Reproduce, word for word, the part of the material that opens with the line containing "meshery-logo-icon bbox=[88, 54, 144, 115]" and closes with the line containing "text-tool[interactable] bbox=[1571, 1078, 1652, 1159]", including both of those lines.
* start EXTRACTED MATERIAL *
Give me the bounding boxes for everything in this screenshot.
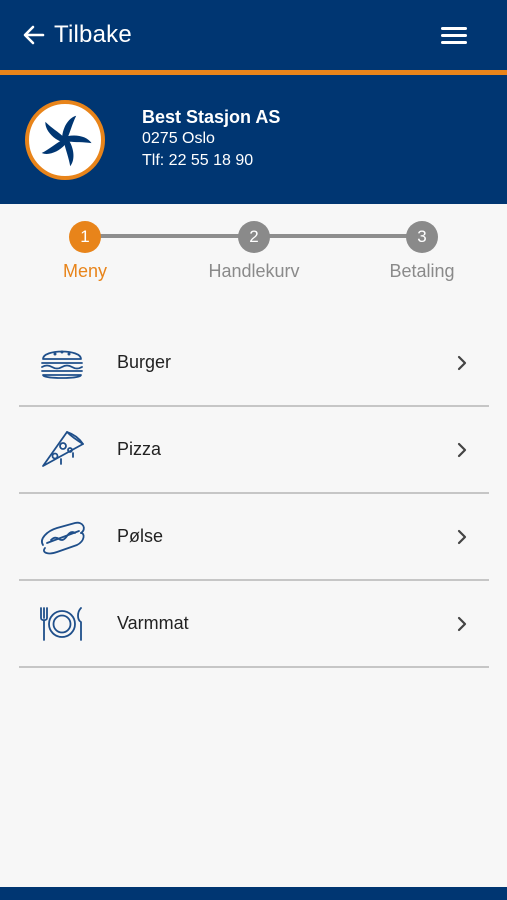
burger-icon (37, 341, 87, 385)
station-logo (25, 100, 105, 180)
step-2-indicator[interactable]: 2 (238, 221, 270, 253)
step-connector (268, 234, 408, 238)
order-stepper: 1 2 3 Meny Handlekurv Betaling (0, 204, 507, 314)
menu-item-pizza[interactable]: Pizza (19, 407, 489, 494)
back-button[interactable]: Tilbake (22, 20, 132, 50)
menu-item-polse[interactable]: Pølse (19, 494, 489, 581)
menu-item-label: Burger (117, 352, 172, 372)
step-1-label[interactable]: Meny (63, 261, 107, 282)
step-3-indicator[interactable]: 3 (406, 221, 438, 253)
step-connector (100, 234, 240, 238)
back-label: Tilbake (54, 21, 132, 48)
station-phone[interactable]: Tlf: 22 55 18 90 (142, 150, 280, 172)
menu-item-label: Pølse (117, 526, 164, 546)
top-app-bar: Tilbake (0, 0, 507, 70)
pinwheel-logo-icon (41, 115, 92, 167)
hamburger-menu-icon (441, 27, 467, 44)
station-name: Best Stasjon AS (142, 107, 281, 127)
plate-cutlery-icon (37, 602, 87, 646)
menu-item-varmmat[interactable]: Varmmat (19, 581, 489, 668)
step-3-label[interactable]: Betaling (389, 261, 454, 282)
hamburger-menu-button[interactable] (441, 24, 467, 46)
hotdog-icon (37, 515, 87, 559)
chevron-right-icon (455, 615, 469, 633)
station-address: 0275 Oslo (142, 130, 215, 147)
bottom-bar (0, 887, 507, 900)
station-info: Best Stasjon AS 0275 Oslo Tlf: 22 55 18 … (142, 106, 280, 172)
menu-category-list: Burger Pizza Pølse Varmmat (19, 320, 489, 668)
chevron-right-icon (455, 528, 469, 546)
pizza-slice-icon (37, 428, 87, 472)
chevron-right-icon (455, 354, 469, 372)
arrow-left-icon (23, 25, 45, 45)
menu-item-label: Pizza (117, 439, 162, 459)
step-2-label[interactable]: Handlekurv (208, 261, 299, 282)
step-1-indicator[interactable]: 1 (69, 221, 101, 253)
menu-item-burger[interactable]: Burger (19, 320, 489, 407)
menu-item-label: Varmmat (117, 613, 189, 633)
station-header: Best Stasjon AS 0275 Oslo Tlf: 22 55 18 … (0, 75, 507, 204)
chevron-right-icon (455, 441, 469, 459)
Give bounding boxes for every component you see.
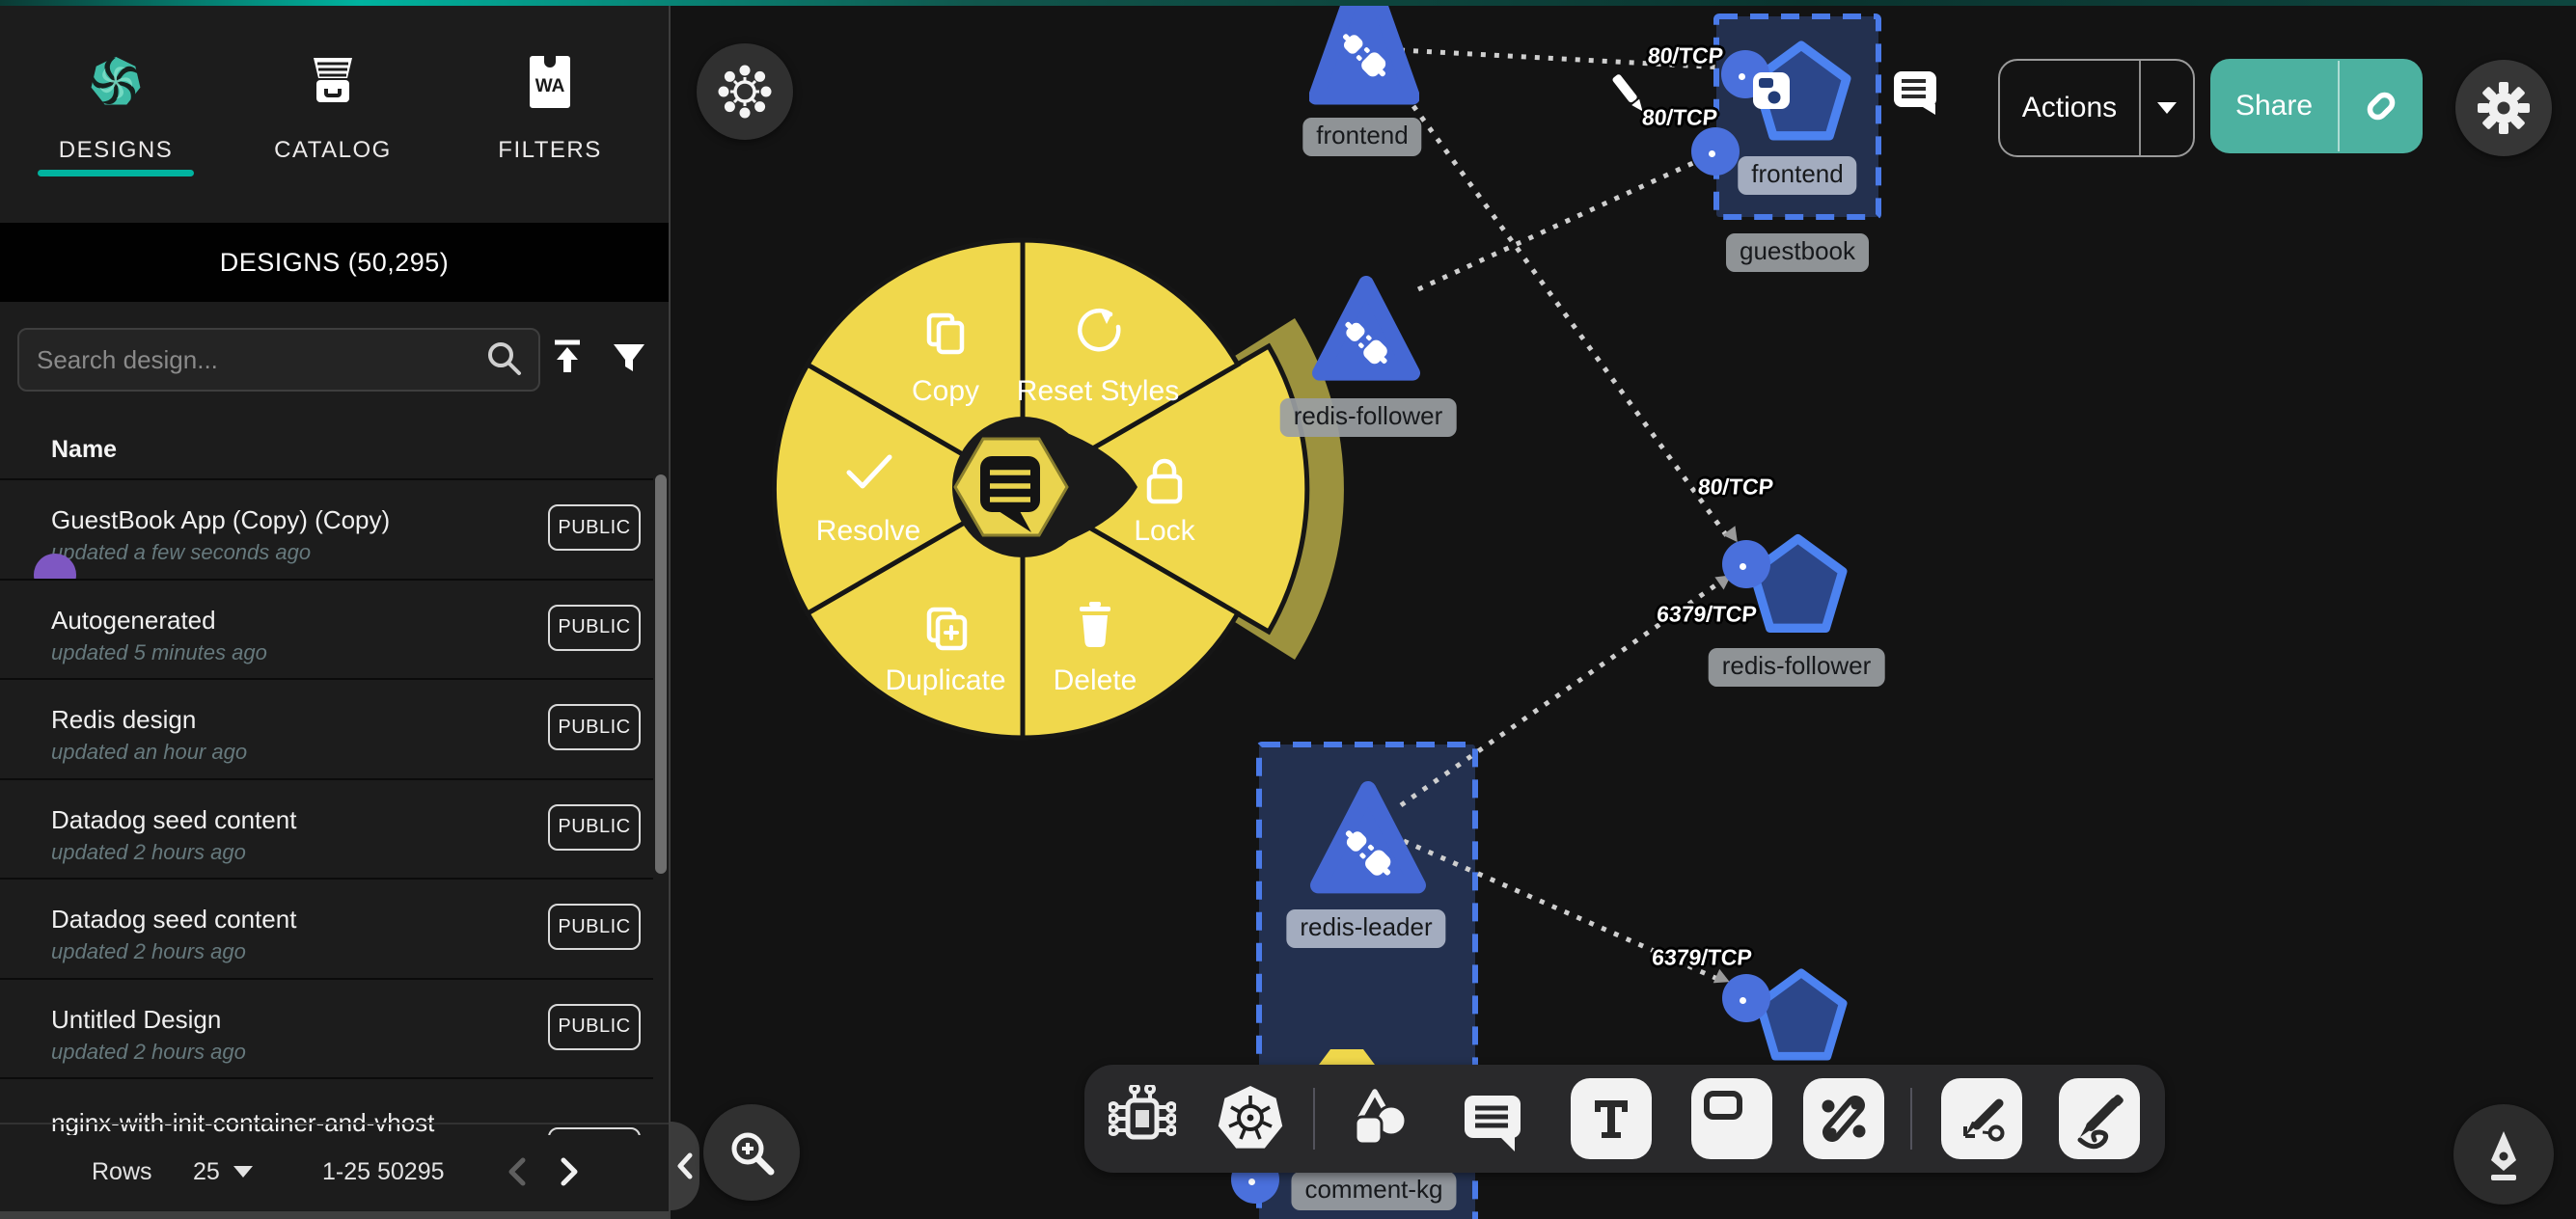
meshery-logo-icon bbox=[88, 54, 144, 115]
search-input[interactable] bbox=[19, 330, 538, 390]
caret-down-icon bbox=[233, 1166, 253, 1178]
port-circle[interactable] bbox=[1722, 540, 1770, 588]
relationship-tool[interactable] bbox=[1803, 1078, 1884, 1159]
radial-delete-label: Delete bbox=[1054, 664, 1137, 696]
comment-bubble-icon[interactable] bbox=[1893, 68, 1937, 120]
share-button[interactable]: Share bbox=[2210, 59, 2423, 153]
sidebar-scrollbar[interactable] bbox=[655, 474, 667, 874]
rows-label: Rows bbox=[92, 1124, 152, 1219]
edge-port-label: 80/TCP bbox=[1697, 474, 1774, 501]
toolbar-divider bbox=[1910, 1088, 1912, 1150]
kubernetes-tool[interactable] bbox=[1210, 1078, 1291, 1159]
search-icon[interactable] bbox=[482, 337, 527, 386]
caret-down-icon bbox=[2157, 102, 2177, 114]
component-graph-tool[interactable] bbox=[1102, 1078, 1183, 1159]
next-page-button[interactable] bbox=[552, 1124, 585, 1219]
visibility-badge: PUBLIC bbox=[548, 704, 641, 750]
top-accent-bar bbox=[0, 0, 2576, 6]
edge-port-label: 6379/TCP bbox=[1651, 945, 1753, 971]
actions-label: Actions bbox=[2000, 92, 2139, 124]
pagination-bar: Rows 25 1-25 50295 bbox=[0, 1123, 669, 1219]
node-label: redis-follower bbox=[1280, 398, 1457, 437]
port-circle[interactable] bbox=[1691, 127, 1740, 176]
toolbar-divider bbox=[1313, 1088, 1315, 1150]
note-tool[interactable] bbox=[1691, 1078, 1772, 1159]
import-design-icon[interactable] bbox=[540, 330, 594, 384]
share-label: Share bbox=[2210, 90, 2338, 122]
visibility-badge: PUBLIC bbox=[548, 605, 641, 651]
port-circle[interactable] bbox=[1722, 974, 1770, 1022]
design-canvas[interactable]: Copy Reset Styles Lock Delete Duplicate … bbox=[671, 0, 2576, 1219]
design-row[interactable]: Autogenerated updated 5 minutes ago PUBL… bbox=[0, 579, 653, 679]
text-tool[interactable] bbox=[1571, 1078, 1652, 1159]
node-label: redis-leader bbox=[1286, 909, 1445, 948]
gear-icon bbox=[2474, 78, 2534, 138]
svg-text:WA: WA bbox=[535, 76, 565, 96]
column-header-name: Name bbox=[51, 436, 117, 464]
filter-funnel-icon[interactable] bbox=[602, 330, 656, 384]
wasm-filter-icon: WA bbox=[524, 54, 576, 115]
kubernetes-context-button[interactable] bbox=[697, 43, 793, 140]
node-label: frontend bbox=[1302, 118, 1421, 156]
settings-button[interactable] bbox=[2455, 60, 2552, 156]
kanvas-app: DESIGNS CATALOG WA FILTERS bbox=[0, 0, 2576, 1219]
radial-context-menu: Copy Reset Styles Lock Delete Duplicate … bbox=[671, 0, 2576, 1219]
tab-filters-label: FILTERS bbox=[444, 137, 656, 164]
node-frontend-service[interactable] bbox=[1309, 0, 1419, 111]
designs-sidebar: DESIGNS CATALOG WA FILTERS bbox=[0, 6, 671, 1219]
node-label: frontend bbox=[1738, 156, 1856, 195]
radial-lock-label: Lock bbox=[1134, 515, 1195, 547]
tab-filters[interactable]: WA FILTERS bbox=[444, 6, 656, 218]
visibility-badge: PUBLIC bbox=[548, 1004, 641, 1050]
node-redis-leader-deployment[interactable] bbox=[1755, 966, 1848, 1070]
actions-button[interactable]: Actions bbox=[1998, 59, 2195, 157]
design-list: GuestBook App (Copy) (Copy) updated a fe… bbox=[0, 478, 653, 1135]
actions-dropdown-toggle[interactable] bbox=[2141, 102, 2193, 114]
design-row[interactable]: GuestBook App (Copy) (Copy) updated a fe… bbox=[0, 478, 653, 579]
visibility-badge: PUBLIC bbox=[548, 904, 641, 950]
tab-catalog[interactable]: CATALOG bbox=[227, 6, 439, 218]
comment-tool[interactable] bbox=[1452, 1078, 1533, 1159]
active-tab-underline bbox=[38, 170, 194, 176]
radial-resolve-label: Resolve bbox=[816, 515, 920, 547]
sidebar-footer-strip bbox=[0, 1211, 669, 1219]
node-label: redis-follower bbox=[1709, 648, 1885, 687]
freehand-draw-tool[interactable] bbox=[2059, 1078, 2140, 1159]
node-redis-leader-service[interactable] bbox=[1310, 781, 1426, 902]
edge-port-label: 80/TCP bbox=[1641, 105, 1718, 131]
zoom-in-button[interactable] bbox=[703, 1104, 800, 1201]
design-row[interactable]: Datadog seed content updated 2 hours ago… bbox=[0, 878, 653, 978]
design-row[interactable]: Datadog seed content updated 2 hours ago… bbox=[0, 778, 653, 879]
copy-link-button[interactable] bbox=[2340, 83, 2423, 129]
catalog-archive-icon bbox=[306, 54, 360, 113]
edge-port-label: 80/TCP bbox=[1647, 43, 1724, 69]
radial-copy-label: Copy bbox=[912, 375, 979, 407]
link-icon bbox=[2358, 83, 2404, 129]
shapes-tool[interactable] bbox=[1338, 1078, 1419, 1159]
panel-title: DESIGNS (50,295) bbox=[0, 223, 669, 302]
node-label: comment-kg bbox=[1291, 1172, 1456, 1210]
visibility-badge: PUBLIC bbox=[548, 504, 641, 551]
search-box bbox=[17, 328, 540, 392]
prev-page-button[interactable] bbox=[502, 1124, 534, 1219]
avatar bbox=[34, 554, 76, 579]
pagination-range: 1-25 50295 bbox=[322, 1124, 445, 1219]
pen-arrow-tool[interactable] bbox=[1941, 1078, 2022, 1159]
design-row[interactable]: Redis design updated an hour ago PUBLIC bbox=[0, 678, 653, 778]
comment-kg-node[interactable] bbox=[1311, 1047, 1383, 1065]
radial-duplicate-label: Duplicate bbox=[885, 664, 1005, 696]
visibility-badge: PUBLIC bbox=[548, 804, 641, 851]
group-label: guestbook bbox=[1726, 233, 1869, 272]
tab-catalog-label: CATALOG bbox=[227, 137, 439, 164]
edge-port-label: 6379/TCP bbox=[1656, 602, 1758, 628]
node-redis-follower-service[interactable] bbox=[1312, 276, 1420, 389]
rows-per-page-select[interactable]: 25 bbox=[193, 1124, 253, 1219]
canvas-toolbar bbox=[1084, 1065, 2165, 1173]
pen-tool-button[interactable] bbox=[2453, 1104, 2554, 1205]
radial-reset-label: Reset Styles bbox=[1017, 375, 1179, 407]
design-row[interactable]: Untitled Design updated 2 hours ago PUBL… bbox=[0, 978, 653, 1078]
tab-designs[interactable]: DESIGNS bbox=[10, 6, 222, 218]
save-state-icon bbox=[1752, 71, 1791, 115]
tab-designs-label: DESIGNS bbox=[10, 137, 222, 164]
* end EXTRACTED MATERIAL *
SOLUTION:
meshery-logo-icon bbox=[88, 54, 144, 115]
search-input[interactable] bbox=[19, 330, 538, 390]
caret-down-icon bbox=[233, 1166, 253, 1178]
port-circle[interactable] bbox=[1722, 540, 1770, 588]
relationship-tool[interactable] bbox=[1803, 1078, 1884, 1159]
radial-delete-label: Delete bbox=[1054, 664, 1137, 696]
comment-bubble-icon[interactable] bbox=[1893, 68, 1937, 120]
share-button[interactable]: Share bbox=[2210, 59, 2423, 153]
sidebar-scrollbar[interactable] bbox=[655, 474, 667, 874]
rows-label: Rows bbox=[92, 1124, 152, 1219]
edge-port-label: 80/TCP bbox=[1697, 474, 1774, 501]
toolbar-divider bbox=[1910, 1088, 1912, 1150]
kubernetes-tool[interactable] bbox=[1210, 1078, 1291, 1159]
search-icon[interactable] bbox=[482, 337, 527, 386]
caret-down-icon bbox=[2157, 102, 2177, 114]
component-graph-tool[interactable] bbox=[1102, 1078, 1183, 1159]
next-page-button[interactable] bbox=[552, 1124, 585, 1219]
visibility-badge: PUBLIC bbox=[548, 704, 641, 750]
top-accent-bar bbox=[0, 0, 2576, 6]
edge-port-label: 6379/TCP bbox=[1651, 945, 1753, 971]
actions-label: Actions bbox=[2000, 92, 2139, 124]
pagination-bar: Rows 25 1-25 50295 bbox=[0, 1123, 669, 1219]
node-label: redis-follower bbox=[1280, 398, 1457, 437]
port-circle[interactable] bbox=[1691, 127, 1740, 176]
toolbar-divider bbox=[1313, 1088, 1315, 1150]
note-tool[interactable] bbox=[1691, 1078, 1772, 1159]
import-design-icon[interactable] bbox=[540, 330, 594, 384]
share-label: Share bbox=[2210, 90, 2338, 122]
visibility-badge: PUBLIC bbox=[548, 605, 641, 651]
port-circle[interactable] bbox=[1722, 974, 1770, 1022]
design-canvas[interactable]: Copy Reset Styles Lock Delete Duplicate … bbox=[671, 0, 2576, 1219]
design-row[interactable]: Autogenerated updated 5 minutes ago PUBL… bbox=[0, 579, 653, 679]
text-tool[interactable] bbox=[1571, 1078, 1652, 1159]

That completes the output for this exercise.